_DIRECTIONS FOR THIS TASK_. Scan the data below and report how many lines include the word "screenshot". Nothing else is wanted.

## Begin RECORDS

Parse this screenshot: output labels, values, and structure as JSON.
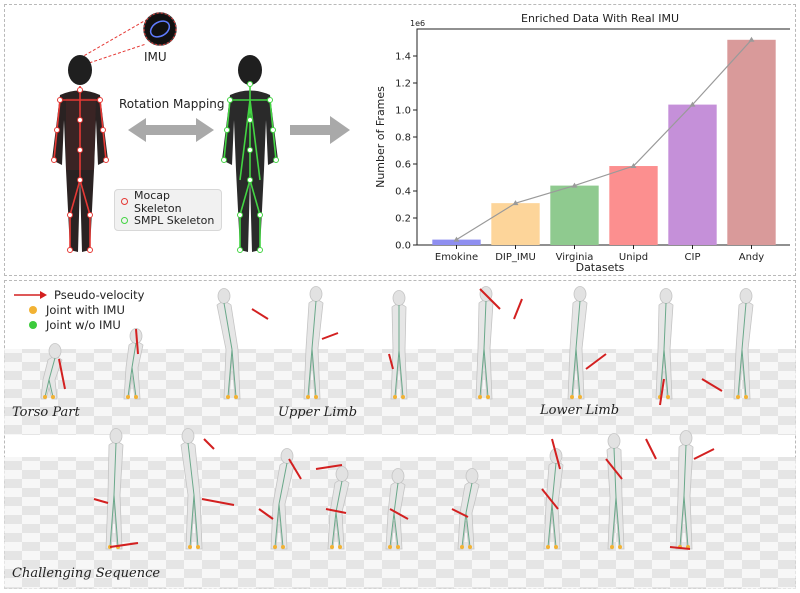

## End RECORDS
## Begin RECORDS

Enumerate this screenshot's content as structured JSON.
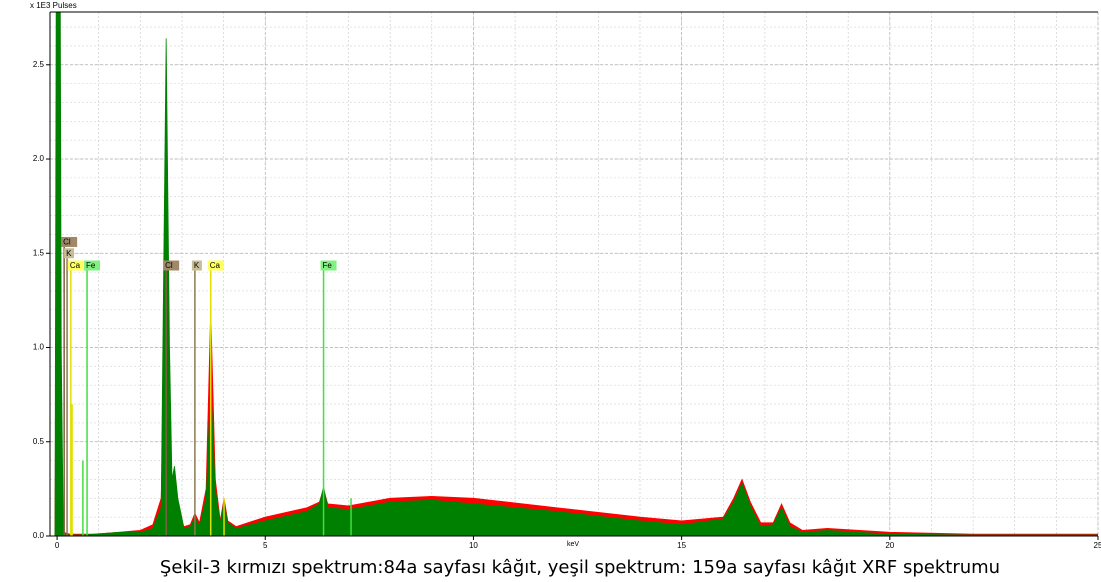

## End RECORDS
## Begin RECORDS

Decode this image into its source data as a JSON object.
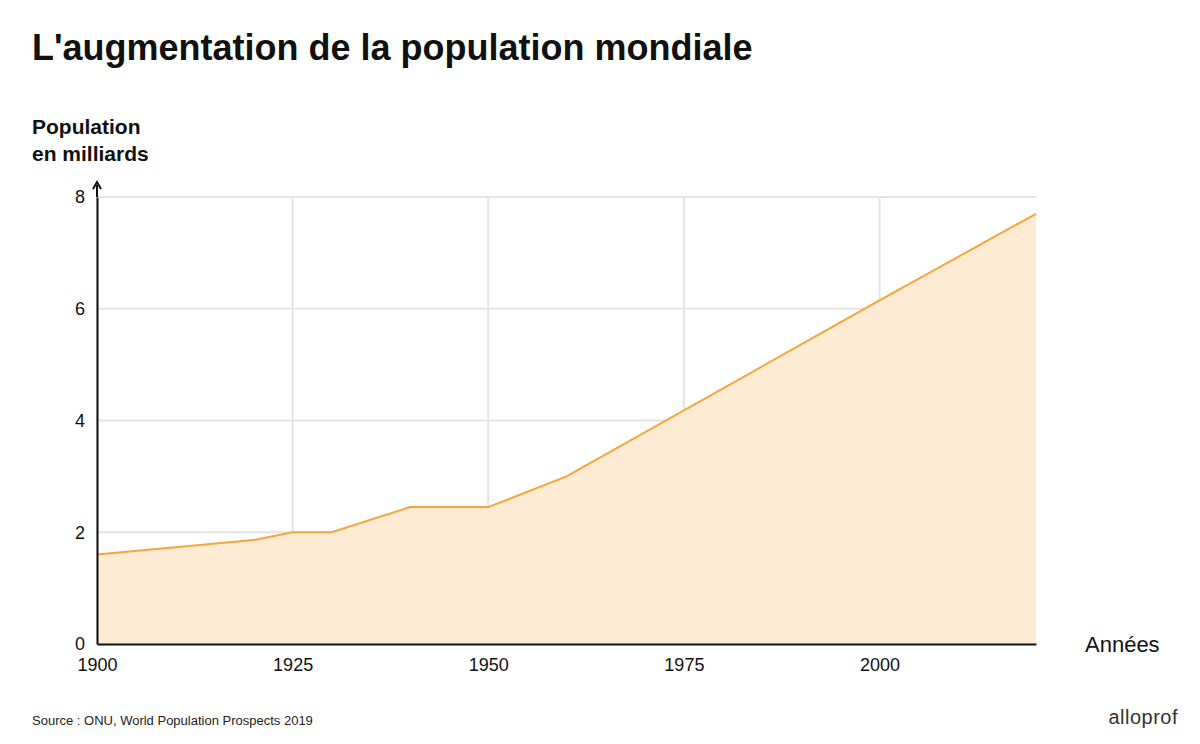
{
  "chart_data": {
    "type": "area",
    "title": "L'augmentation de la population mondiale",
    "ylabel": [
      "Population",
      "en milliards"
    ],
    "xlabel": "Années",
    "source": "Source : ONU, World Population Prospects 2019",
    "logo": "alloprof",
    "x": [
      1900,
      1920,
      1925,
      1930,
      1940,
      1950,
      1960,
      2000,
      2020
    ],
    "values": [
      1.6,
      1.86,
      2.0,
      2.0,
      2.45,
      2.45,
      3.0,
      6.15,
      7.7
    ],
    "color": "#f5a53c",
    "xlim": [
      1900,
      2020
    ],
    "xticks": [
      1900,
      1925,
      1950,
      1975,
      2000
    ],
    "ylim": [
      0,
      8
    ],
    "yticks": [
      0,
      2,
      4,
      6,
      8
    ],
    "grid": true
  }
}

## End RECORDS

_COMPLETE RESPONSE_. 2